_Given request_:
Reproduce the records below exactly, leaving out any pictures.

_Available data_:
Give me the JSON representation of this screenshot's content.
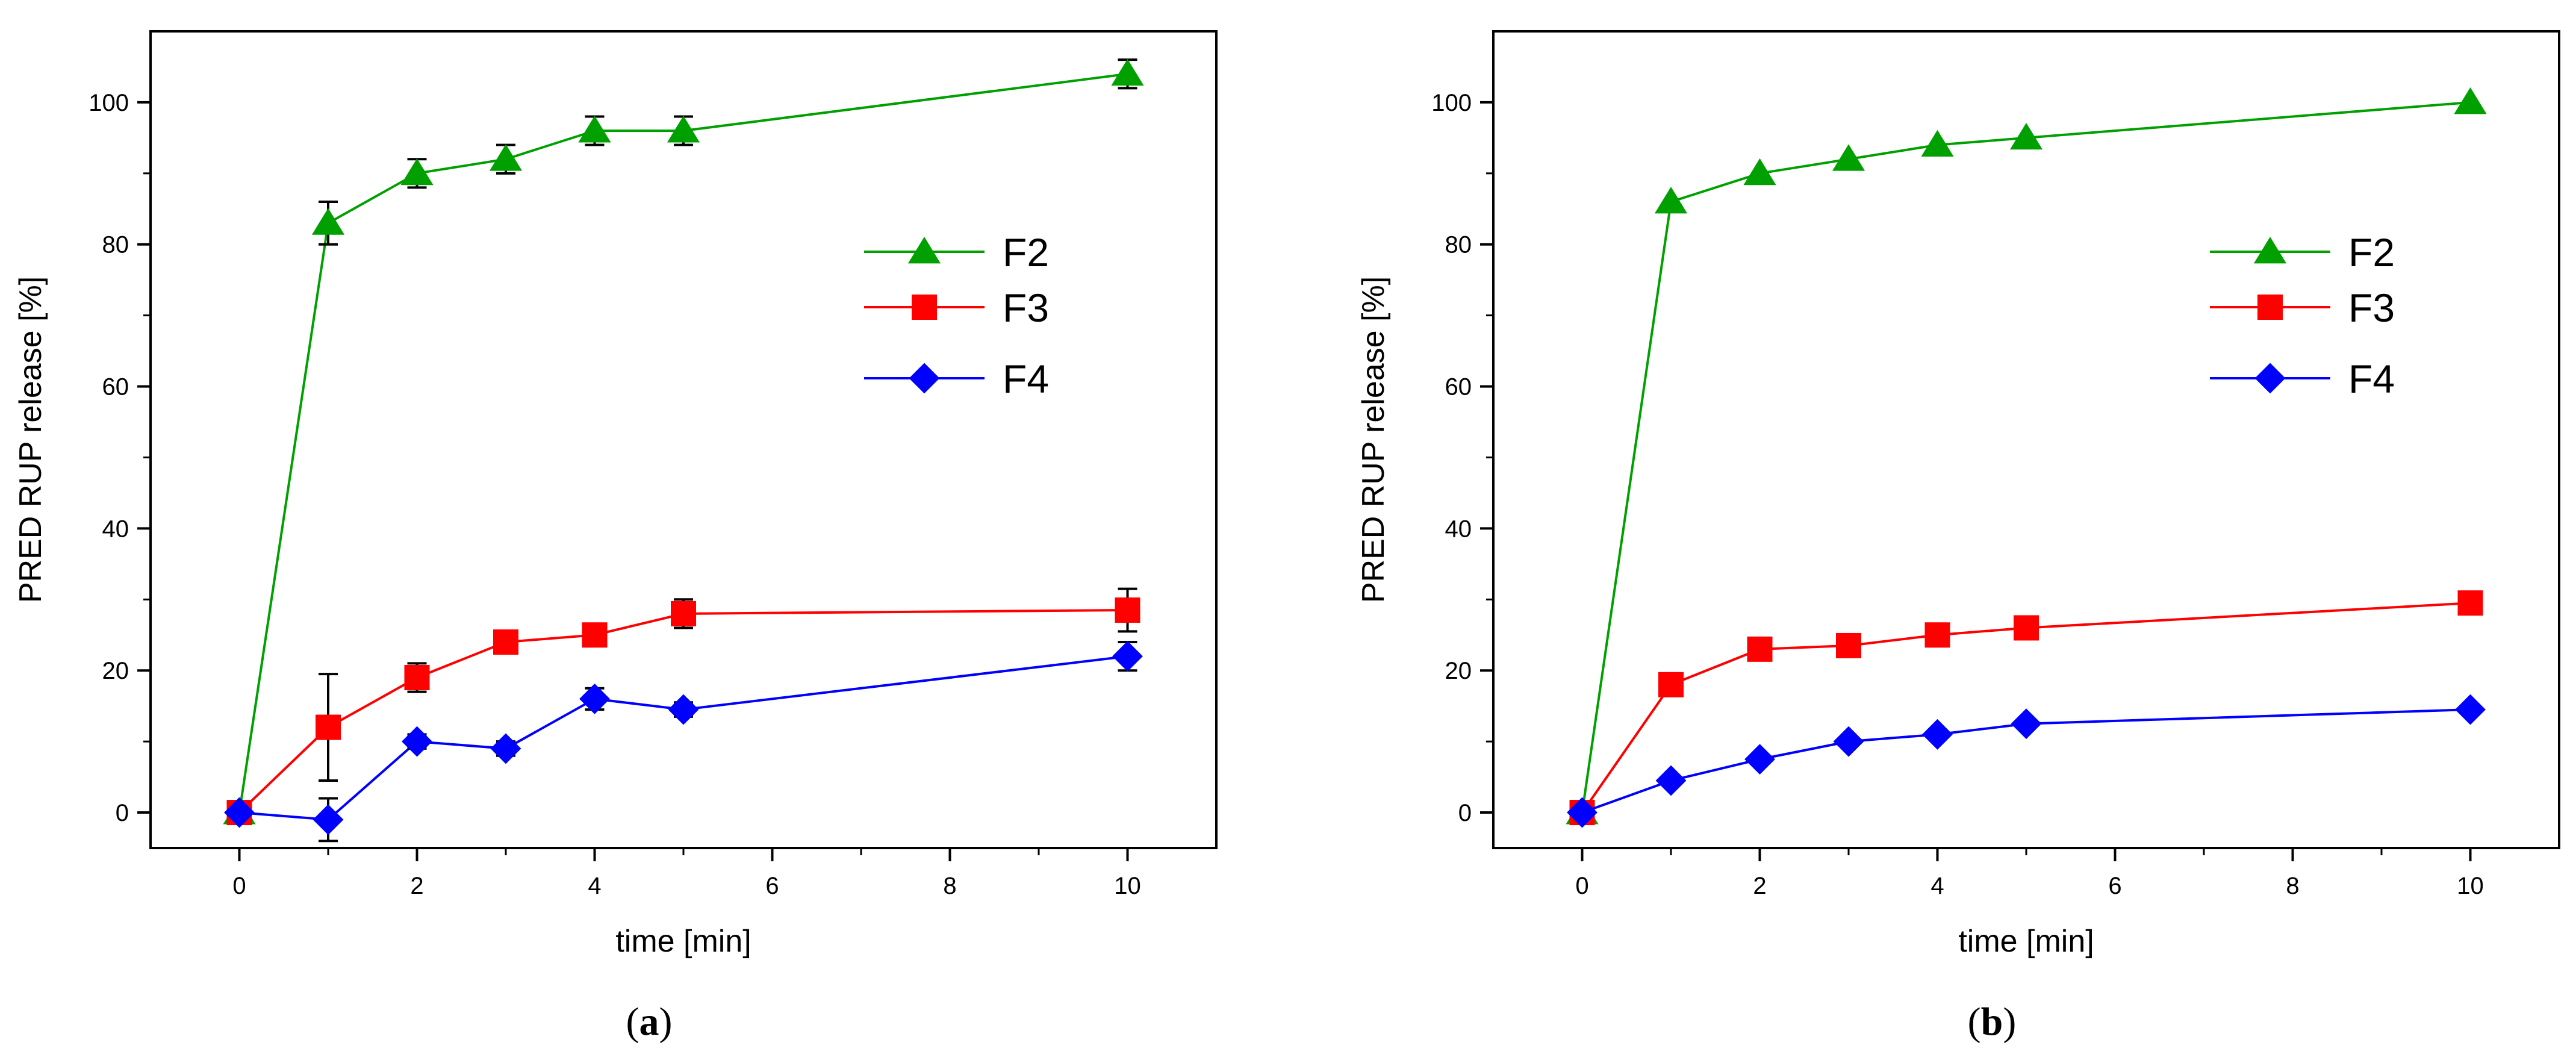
{
  "colors": {
    "F2": "#00a000",
    "F3": "#ff0000",
    "F4": "#0000ff",
    "axis": "#000000",
    "error": "#000000"
  },
  "chart_data": [
    {
      "type": "line",
      "panel": "a",
      "caption": {
        "open": "(",
        "letter": "a",
        "close": ")"
      },
      "xlabel": "time [min]",
      "ylabel": "PRED RUP release [%]",
      "xlim": [
        -1,
        11
      ],
      "ylim": [
        -5,
        110
      ],
      "xticks": [
        0,
        2,
        4,
        6,
        8,
        10
      ],
      "yticks": [
        0,
        20,
        40,
        60,
        80,
        100
      ],
      "legend_position": "center-right",
      "x": [
        0,
        1,
        2,
        3,
        4,
        5,
        10
      ],
      "series": [
        {
          "name": "F2",
          "marker": "triangle",
          "values": [
            0,
            83,
            90,
            92,
            96,
            96,
            104
          ],
          "errors": [
            0,
            3,
            2,
            2,
            2,
            2,
            2
          ]
        },
        {
          "name": "F3",
          "marker": "square",
          "values": [
            0,
            12,
            19,
            24,
            25,
            28,
            28.5
          ],
          "errors": [
            0,
            7.5,
            2,
            1,
            1,
            2,
            3
          ]
        },
        {
          "name": "F4",
          "marker": "diamond",
          "values": [
            0,
            -1,
            10,
            9,
            16,
            14.5,
            22
          ],
          "errors": [
            0,
            3,
            1,
            1,
            1.5,
            1,
            2
          ]
        }
      ]
    },
    {
      "type": "line",
      "panel": "b",
      "caption": {
        "open": "(",
        "letter": "b",
        "close": ")"
      },
      "xlabel": "time [min]",
      "ylabel": "PRED RUP release [%]",
      "xlim": [
        -1,
        11
      ],
      "ylim": [
        -5,
        110
      ],
      "xticks": [
        0,
        2,
        4,
        6,
        8,
        10
      ],
      "yticks": [
        0,
        20,
        40,
        60,
        80,
        100
      ],
      "legend_position": "center-right",
      "x": [
        0,
        1,
        2,
        3,
        4,
        5,
        10
      ],
      "series": [
        {
          "name": "F2",
          "marker": "triangle",
          "values": [
            0,
            86,
            90,
            92,
            94,
            95,
            100
          ],
          "errors": []
        },
        {
          "name": "F3",
          "marker": "square",
          "values": [
            0,
            18,
            23,
            23.5,
            25,
            26,
            29.5
          ],
          "errors": []
        },
        {
          "name": "F4",
          "marker": "diamond",
          "values": [
            0,
            4.5,
            7.5,
            10,
            11,
            12.5,
            14.5
          ],
          "errors": []
        }
      ]
    }
  ]
}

_Answer to the problem_:
Give me the JSON representation of this screenshot's content.
{
  "colors": {
    "F2": "#00a000",
    "F3": "#ff0000",
    "F4": "#0000ff",
    "axis": "#000000",
    "error": "#000000"
  },
  "chart_data": [
    {
      "type": "line",
      "panel": "a",
      "caption": {
        "open": "(",
        "letter": "a",
        "close": ")"
      },
      "xlabel": "time [min]",
      "ylabel": "PRED RUP release [%]",
      "xlim": [
        -1,
        11
      ],
      "ylim": [
        -5,
        110
      ],
      "xticks": [
        0,
        2,
        4,
        6,
        8,
        10
      ],
      "yticks": [
        0,
        20,
        40,
        60,
        80,
        100
      ],
      "legend_position": "center-right",
      "x": [
        0,
        1,
        2,
        3,
        4,
        5,
        10
      ],
      "series": [
        {
          "name": "F2",
          "marker": "triangle",
          "values": [
            0,
            83,
            90,
            92,
            96,
            96,
            104
          ],
          "errors": [
            0,
            3,
            2,
            2,
            2,
            2,
            2
          ]
        },
        {
          "name": "F3",
          "marker": "square",
          "values": [
            0,
            12,
            19,
            24,
            25,
            28,
            28.5
          ],
          "errors": [
            0,
            7.5,
            2,
            1,
            1,
            2,
            3
          ]
        },
        {
          "name": "F4",
          "marker": "diamond",
          "values": [
            0,
            -1,
            10,
            9,
            16,
            14.5,
            22
          ],
          "errors": [
            0,
            3,
            1,
            1,
            1.5,
            1,
            2
          ]
        }
      ]
    },
    {
      "type": "line",
      "panel": "b",
      "caption": {
        "open": "(",
        "letter": "b",
        "close": ")"
      },
      "xlabel": "time [min]",
      "ylabel": "PRED RUP release [%]",
      "xlim": [
        -1,
        11
      ],
      "ylim": [
        -5,
        110
      ],
      "xticks": [
        0,
        2,
        4,
        6,
        8,
        10
      ],
      "yticks": [
        0,
        20,
        40,
        60,
        80,
        100
      ],
      "legend_position": "center-right",
      "x": [
        0,
        1,
        2,
        3,
        4,
        5,
        10
      ],
      "series": [
        {
          "name": "F2",
          "marker": "triangle",
          "values": [
            0,
            86,
            90,
            92,
            94,
            95,
            100
          ],
          "errors": []
        },
        {
          "name": "F3",
          "marker": "square",
          "values": [
            0,
            18,
            23,
            23.5,
            25,
            26,
            29.5
          ],
          "errors": []
        },
        {
          "name": "F4",
          "marker": "diamond",
          "values": [
            0,
            4.5,
            7.5,
            10,
            11,
            12.5,
            14.5
          ],
          "errors": []
        }
      ]
    }
  ]
}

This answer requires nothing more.